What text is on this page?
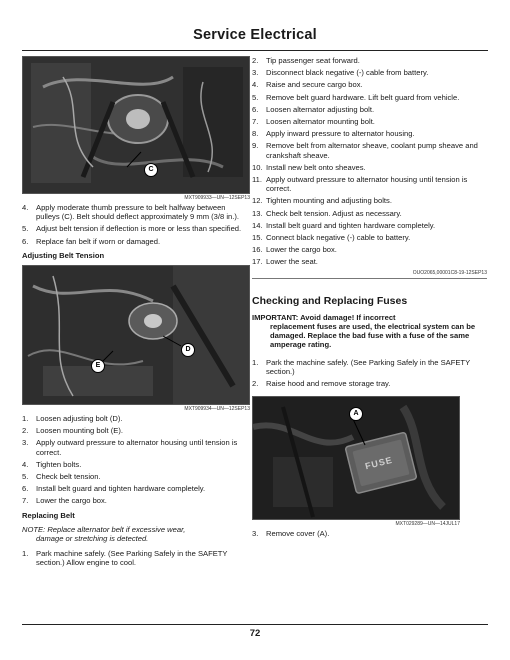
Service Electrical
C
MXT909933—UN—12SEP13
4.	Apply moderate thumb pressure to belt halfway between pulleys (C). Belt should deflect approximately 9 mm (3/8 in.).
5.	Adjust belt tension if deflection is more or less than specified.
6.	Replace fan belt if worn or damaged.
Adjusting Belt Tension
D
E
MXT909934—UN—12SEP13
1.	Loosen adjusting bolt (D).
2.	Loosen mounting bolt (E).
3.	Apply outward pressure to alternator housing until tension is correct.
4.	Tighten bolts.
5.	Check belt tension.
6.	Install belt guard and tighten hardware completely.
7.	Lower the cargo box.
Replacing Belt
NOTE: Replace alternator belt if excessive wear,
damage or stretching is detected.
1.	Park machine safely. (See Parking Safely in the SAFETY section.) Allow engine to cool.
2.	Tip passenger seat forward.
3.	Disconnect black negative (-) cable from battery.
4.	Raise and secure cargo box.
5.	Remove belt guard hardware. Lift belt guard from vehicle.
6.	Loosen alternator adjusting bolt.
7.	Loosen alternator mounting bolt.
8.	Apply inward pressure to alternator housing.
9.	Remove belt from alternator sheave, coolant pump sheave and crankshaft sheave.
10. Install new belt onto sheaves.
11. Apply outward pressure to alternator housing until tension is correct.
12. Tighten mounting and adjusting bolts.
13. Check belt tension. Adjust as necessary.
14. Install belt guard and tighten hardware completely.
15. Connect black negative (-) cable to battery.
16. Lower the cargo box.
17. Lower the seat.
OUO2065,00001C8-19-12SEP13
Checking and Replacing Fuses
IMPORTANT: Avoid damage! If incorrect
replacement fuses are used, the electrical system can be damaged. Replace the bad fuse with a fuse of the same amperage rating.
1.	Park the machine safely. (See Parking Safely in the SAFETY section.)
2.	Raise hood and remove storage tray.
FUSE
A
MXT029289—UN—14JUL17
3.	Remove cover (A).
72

— WHAT THE TASK REQUIRES —
Each record above is to be restated exactly, with its pictures removed from the copy.

— RESULT —
What text is on this page?
Service Electrical
C
MXT909933—UN—12SEP13
4.	Apply moderate thumb pressure to belt halfway between pulleys (C). Belt should deflect approximately 9 mm (3/8 in.).
5.	Adjust belt tension if deflection is more or less than specified.
6.	Replace fan belt if worn or damaged.
Adjusting Belt Tension
D
E
MXT909934—UN—12SEP13
1.	Loosen adjusting bolt (D).
2.	Loosen mounting bolt (E).
3.	Apply outward pressure to alternator housing until tension is correct.
4.	Tighten bolts.
5.	Check belt tension.
6.	Install belt guard and tighten hardware completely.
7.	Lower the cargo box.
Replacing Belt
NOTE: Replace alternator belt if excessive wear,
damage or stretching is detected.
1.	Park machine safely. (See Parking Safely in the SAFETY section.) Allow engine to cool.
2.	Tip passenger seat forward.
3.	Disconnect black negative (-) cable from battery.
4.	Raise and secure cargo box.
5.	Remove belt guard hardware. Lift belt guard from vehicle.
6.	Loosen alternator adjusting bolt.
7.	Loosen alternator mounting bolt.
8.	Apply inward pressure to alternator housing.
9.	Remove belt from alternator sheave, coolant pump sheave and crankshaft sheave.
10. Install new belt onto sheaves.
11. Apply outward pressure to alternator housing until tension is correct.
12. Tighten mounting and adjusting bolts.
13. Check belt tension. Adjust as necessary.
14. Install belt guard and tighten hardware completely.
15. Connect black negative (-) cable to battery.
16. Lower the cargo box.
17. Lower the seat.
OUO2065,00001C8-19-12SEP13
Checking and Replacing Fuses
IMPORTANT: Avoid damage! If incorrect
replacement fuses are used, the electrical system can be damaged. Replace the bad fuse with a fuse of the same amperage rating.
1.	Park the machine safely. (See Parking Safely in the SAFETY section.)
2.	Raise hood and remove storage tray.
FUSE
A
MXT029289—UN—14JUL17
3.	Remove cover (A).
72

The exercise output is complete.